# GOAL
In the entries below, identify every line with the string "image" and copy it.

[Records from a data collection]
<<<<
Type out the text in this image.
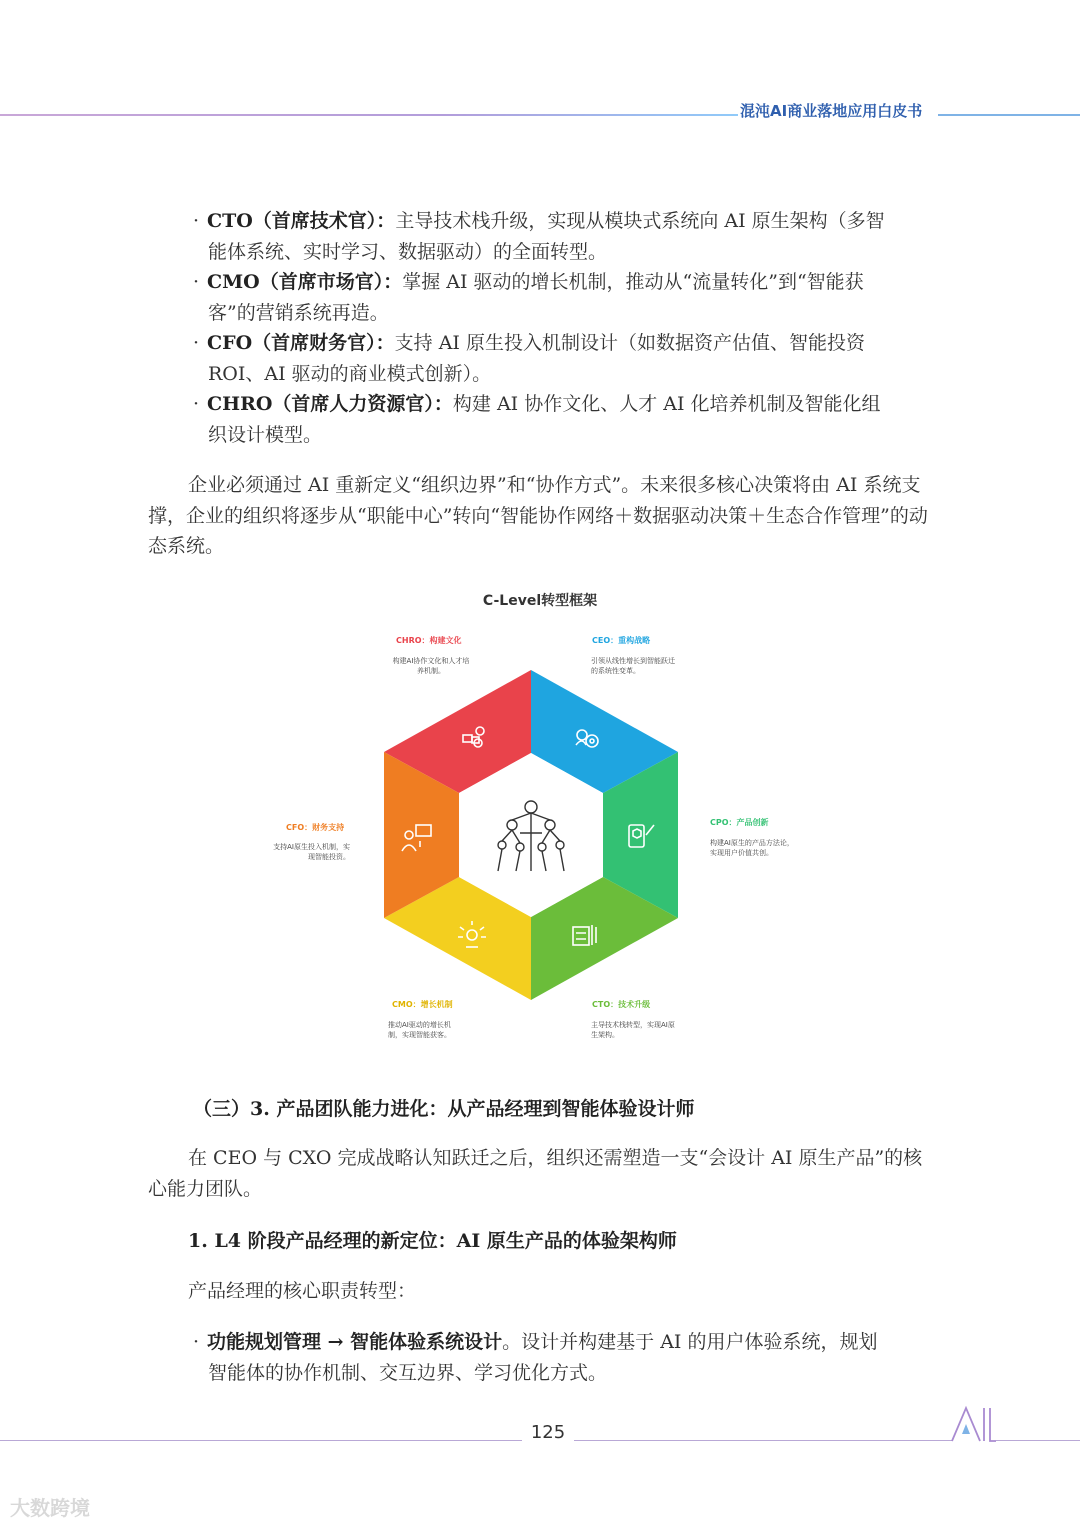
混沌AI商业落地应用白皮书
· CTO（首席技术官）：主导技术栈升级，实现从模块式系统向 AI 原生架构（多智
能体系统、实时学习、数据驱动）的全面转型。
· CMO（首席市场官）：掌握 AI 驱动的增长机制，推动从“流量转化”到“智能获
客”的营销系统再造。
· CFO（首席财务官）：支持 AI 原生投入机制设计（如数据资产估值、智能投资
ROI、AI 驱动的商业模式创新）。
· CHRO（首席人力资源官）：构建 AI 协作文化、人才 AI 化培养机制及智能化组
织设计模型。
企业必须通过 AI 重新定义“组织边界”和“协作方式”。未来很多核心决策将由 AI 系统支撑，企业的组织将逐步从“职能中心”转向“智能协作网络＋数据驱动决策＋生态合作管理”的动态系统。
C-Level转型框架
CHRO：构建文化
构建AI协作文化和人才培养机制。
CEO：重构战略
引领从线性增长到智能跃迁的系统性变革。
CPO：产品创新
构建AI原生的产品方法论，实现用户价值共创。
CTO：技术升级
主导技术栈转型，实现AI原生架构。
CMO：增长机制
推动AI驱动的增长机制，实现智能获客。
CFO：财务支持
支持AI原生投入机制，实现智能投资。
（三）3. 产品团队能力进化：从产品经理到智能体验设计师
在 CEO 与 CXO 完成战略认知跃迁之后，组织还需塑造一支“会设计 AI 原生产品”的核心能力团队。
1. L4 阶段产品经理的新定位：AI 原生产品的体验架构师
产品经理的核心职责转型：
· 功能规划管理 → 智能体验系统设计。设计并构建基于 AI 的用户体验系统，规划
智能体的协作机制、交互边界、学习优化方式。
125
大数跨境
>>>>
<<<<
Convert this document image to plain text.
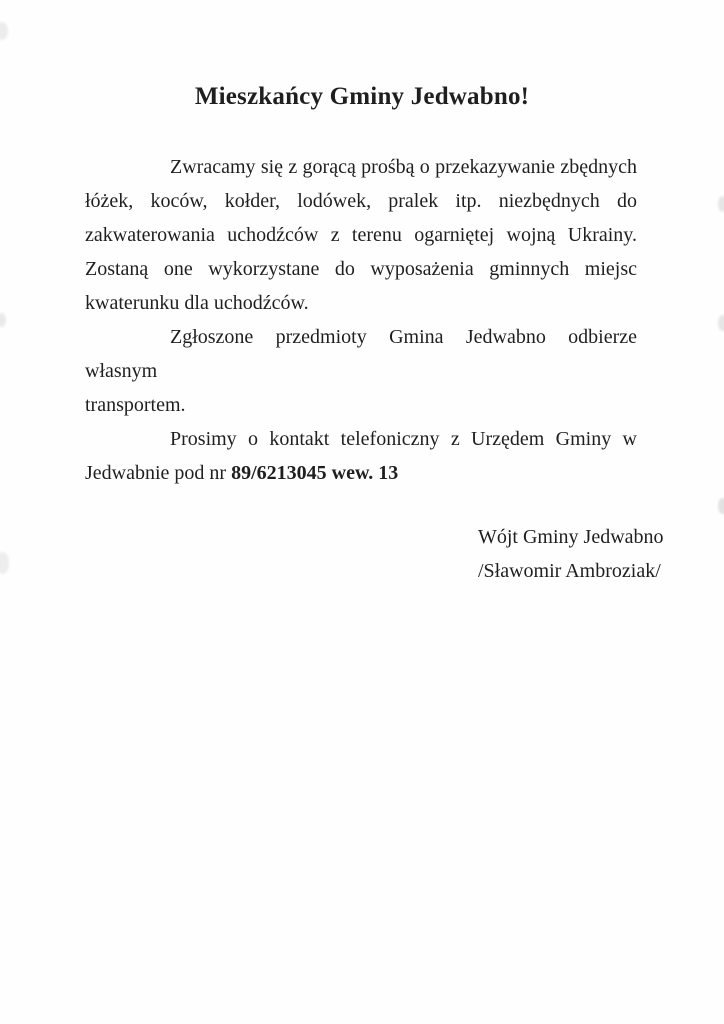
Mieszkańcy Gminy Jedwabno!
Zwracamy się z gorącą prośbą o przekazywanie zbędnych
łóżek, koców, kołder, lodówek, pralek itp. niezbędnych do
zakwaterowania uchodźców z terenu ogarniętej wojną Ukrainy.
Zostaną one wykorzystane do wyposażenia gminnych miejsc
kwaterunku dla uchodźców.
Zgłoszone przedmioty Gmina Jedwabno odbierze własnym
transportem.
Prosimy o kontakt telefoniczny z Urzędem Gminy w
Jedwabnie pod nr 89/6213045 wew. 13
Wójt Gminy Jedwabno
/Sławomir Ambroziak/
>>>>
<<<<
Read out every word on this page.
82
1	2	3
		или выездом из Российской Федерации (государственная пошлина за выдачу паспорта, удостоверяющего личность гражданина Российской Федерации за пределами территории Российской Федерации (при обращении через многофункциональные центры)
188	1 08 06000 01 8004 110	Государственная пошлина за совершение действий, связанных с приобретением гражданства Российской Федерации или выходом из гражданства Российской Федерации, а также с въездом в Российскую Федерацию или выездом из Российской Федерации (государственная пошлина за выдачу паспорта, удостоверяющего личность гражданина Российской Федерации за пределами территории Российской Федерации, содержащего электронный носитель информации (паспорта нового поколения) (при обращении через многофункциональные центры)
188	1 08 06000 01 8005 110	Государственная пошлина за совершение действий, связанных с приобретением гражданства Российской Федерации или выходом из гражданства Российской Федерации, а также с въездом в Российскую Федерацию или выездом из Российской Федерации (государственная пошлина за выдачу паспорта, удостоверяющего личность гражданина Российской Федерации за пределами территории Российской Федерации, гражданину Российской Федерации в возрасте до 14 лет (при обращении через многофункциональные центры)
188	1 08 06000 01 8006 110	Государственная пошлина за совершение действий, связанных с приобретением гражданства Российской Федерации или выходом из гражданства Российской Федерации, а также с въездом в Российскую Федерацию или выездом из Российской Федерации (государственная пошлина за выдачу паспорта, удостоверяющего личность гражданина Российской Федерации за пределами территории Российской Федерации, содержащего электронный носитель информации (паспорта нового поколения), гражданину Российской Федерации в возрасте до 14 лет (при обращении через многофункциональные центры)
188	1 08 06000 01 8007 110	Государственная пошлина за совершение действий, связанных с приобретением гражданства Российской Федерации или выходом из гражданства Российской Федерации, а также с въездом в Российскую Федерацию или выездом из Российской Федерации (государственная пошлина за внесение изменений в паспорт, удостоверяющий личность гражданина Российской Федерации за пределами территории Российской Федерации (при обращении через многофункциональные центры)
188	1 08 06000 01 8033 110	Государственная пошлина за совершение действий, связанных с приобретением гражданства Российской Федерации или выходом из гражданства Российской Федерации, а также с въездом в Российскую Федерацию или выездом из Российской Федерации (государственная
>>>>
# SOLUTION
Type out the text in this image.
Convert this document image to plain text.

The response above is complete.